> **Supplied data**
------------------------------------------------
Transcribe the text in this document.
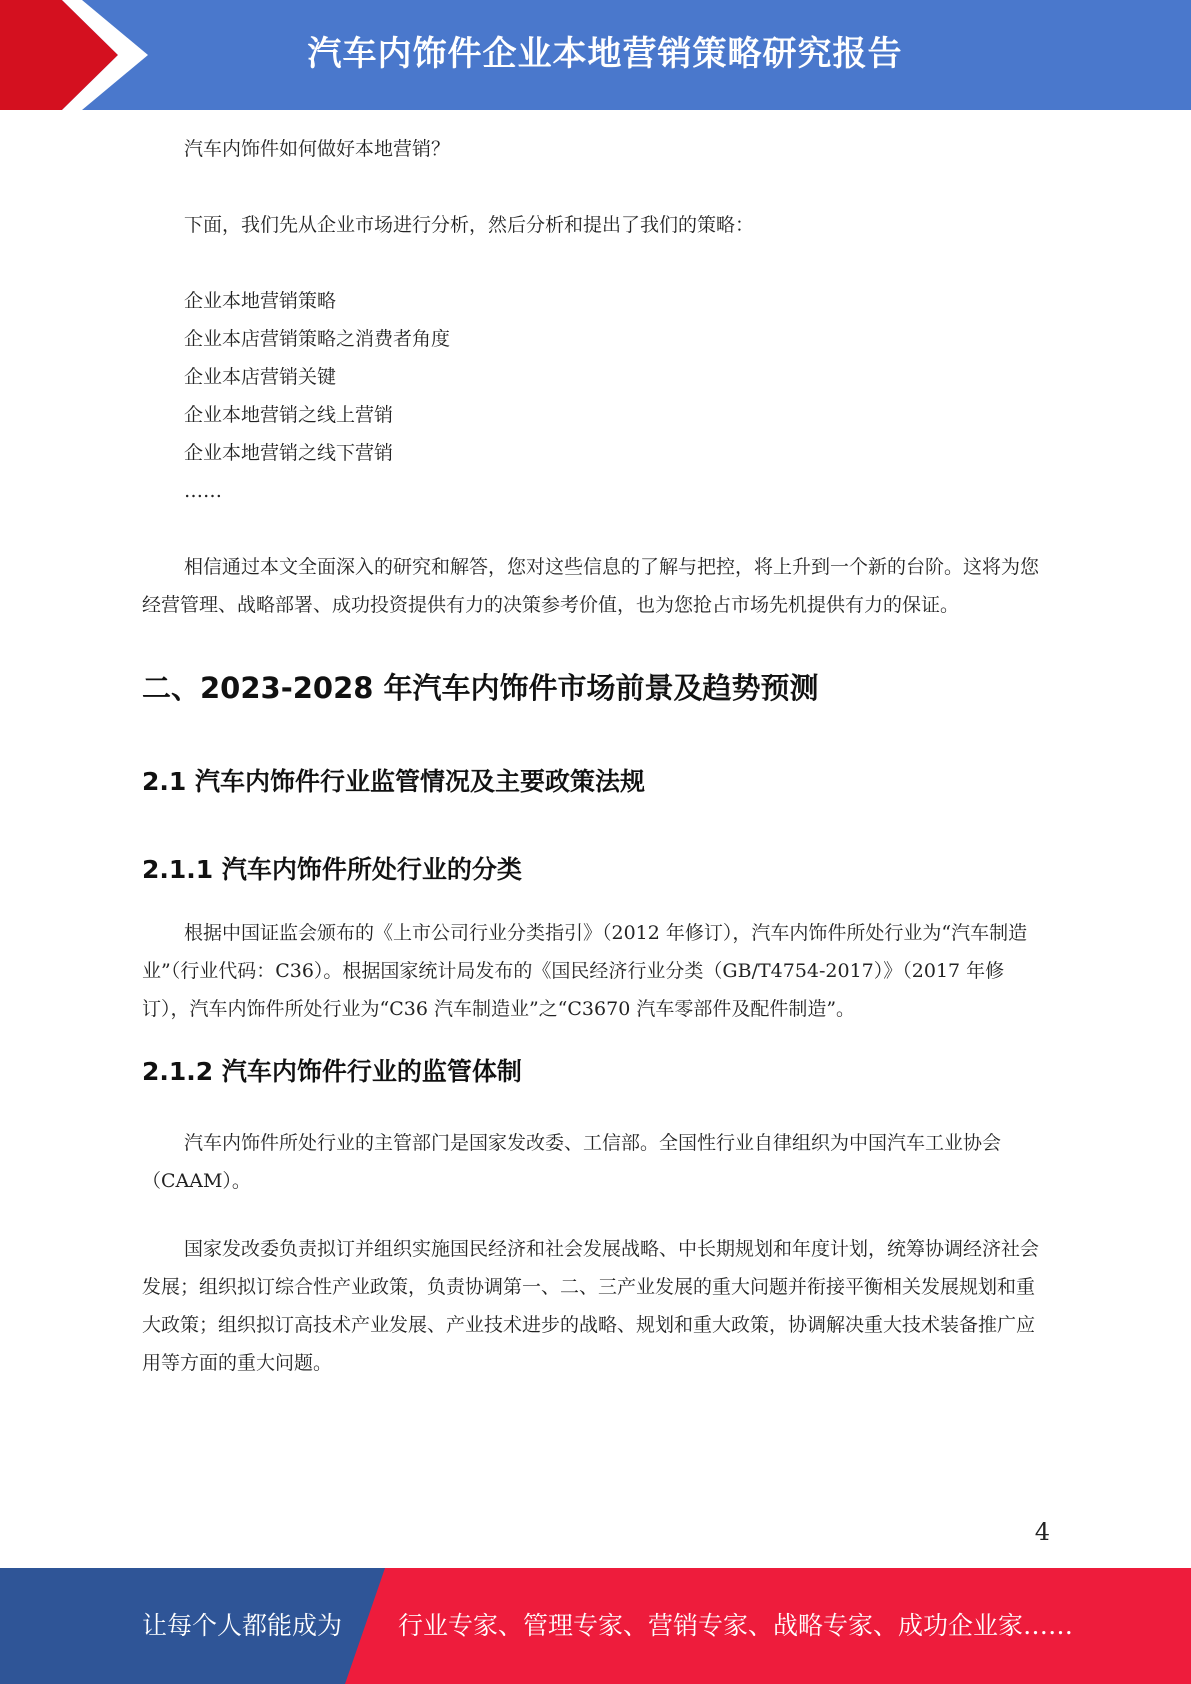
汽车内饰件企业本地营销策略研究报告

汽车内饰件如何做好本地营销？

下面，我们先从企业市场进行分析，然后分析和提出了我们的策略：

企业本地营销策略
企业本店营销策略之消费者角度
企业本店营销关键
企业本地营销之线上营销
企业本地营销之线下营销
……

相信通过本文全面深入的研究和解答，您对这些信息的了解与把控，将上升到一个新的台阶。这将为您经营管理、战略部署、成功投资提供有力的决策参考价值，也为您抢占市场先机提供有力的保证。

二、2023-2028 年汽车内饰件市场前景及趋势预测
2.1 汽车内饰件行业监管情况及主要政策法规
2.1.1 汽车内饰件所处行业的分类

根据中国证监会颁布的《上市公司行业分类指引》（2012 年修订），汽车内饰件所处行业为“汽车制造业”（行业代码：C36）。根据国家统计局发布的《国民经济行业分类（GB/T4754-2017）》（2017 年修订），汽车内饰件所处行业为“C36 汽车制造业”之“C3670 汽车零部件及配件制造”。

2.1.2 汽车内饰件行业的监管体制

汽车内饰件所处行业的主管部门是国家发改委、工信部。全国性行业自律组织为中国汽车工业协会（CAAM）。

国家发改委负责拟订并组织实施国民经济和社会发展战略、中长期规划和年度计划，统筹协调经济社会发展；组织拟订综合性产业政策，负责协调第一、二、三产业发展的重大问题并衔接平衡相关发展规划和重大政策；组织拟订高技术产业发展、产业技术进步的战略、规划和重大政策，协调解决重大技术装备推广应用等方面的重大问题。

4
让每个人都能成为 行业专家、管理专家、营销专家、战略专家、成功企业家……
------------------------------------------------
Your copy should repeat each entry above exactly but contain no pictures.

> **Complete response**
Transcribe the text in this document.
汽车内饰件企业本地营销策略研究报告

汽车内饰件如何做好本地营销？

下面，我们先从企业市场进行分析，然后分析和提出了我们的策略：

企业本地营销策略
企业本店营销策略之消费者角度
企业本店营销关键
企业本地营销之线上营销
企业本地营销之线下营销
……

相信通过本文全面深入的研究和解答，您对这些信息的了解与把控，将上升到一个新的台阶。这将为您经营管理、战略部署、成功投资提供有力的决策参考价值，也为您抢占市场先机提供有力的保证。

二、2023-2028 年汽车内饰件市场前景及趋势预测
2.1 汽车内饰件行业监管情况及主要政策法规
2.1.1 汽车内饰件所处行业的分类

根据中国证监会颁布的《上市公司行业分类指引》（2012 年修订），汽车内饰件所处行业为“汽车制造业”（行业代码：C36）。根据国家统计局发布的《国民经济行业分类（GB/T4754-2017）》（2017 年修订），汽车内饰件所处行业为“C36 汽车制造业”之“C3670 汽车零部件及配件制造”。

2.1.2 汽车内饰件行业的监管体制

汽车内饰件所处行业的主管部门是国家发改委、工信部。全国性行业自律组织为中国汽车工业协会（CAAM）。

国家发改委负责拟订并组织实施国民经济和社会发展战略、中长期规划和年度计划，统筹协调经济社会发展；组织拟订综合性产业政策，负责协调第一、二、三产业发展的重大问题并衔接平衡相关发展规划和重大政策；组织拟订高技术产业发展、产业技术进步的战略、规划和重大政策，协调解决重大技术装备推广应用等方面的重大问题。

4
让每个人都能成为 行业专家、管理专家、营销专家、战略专家、成功企业家……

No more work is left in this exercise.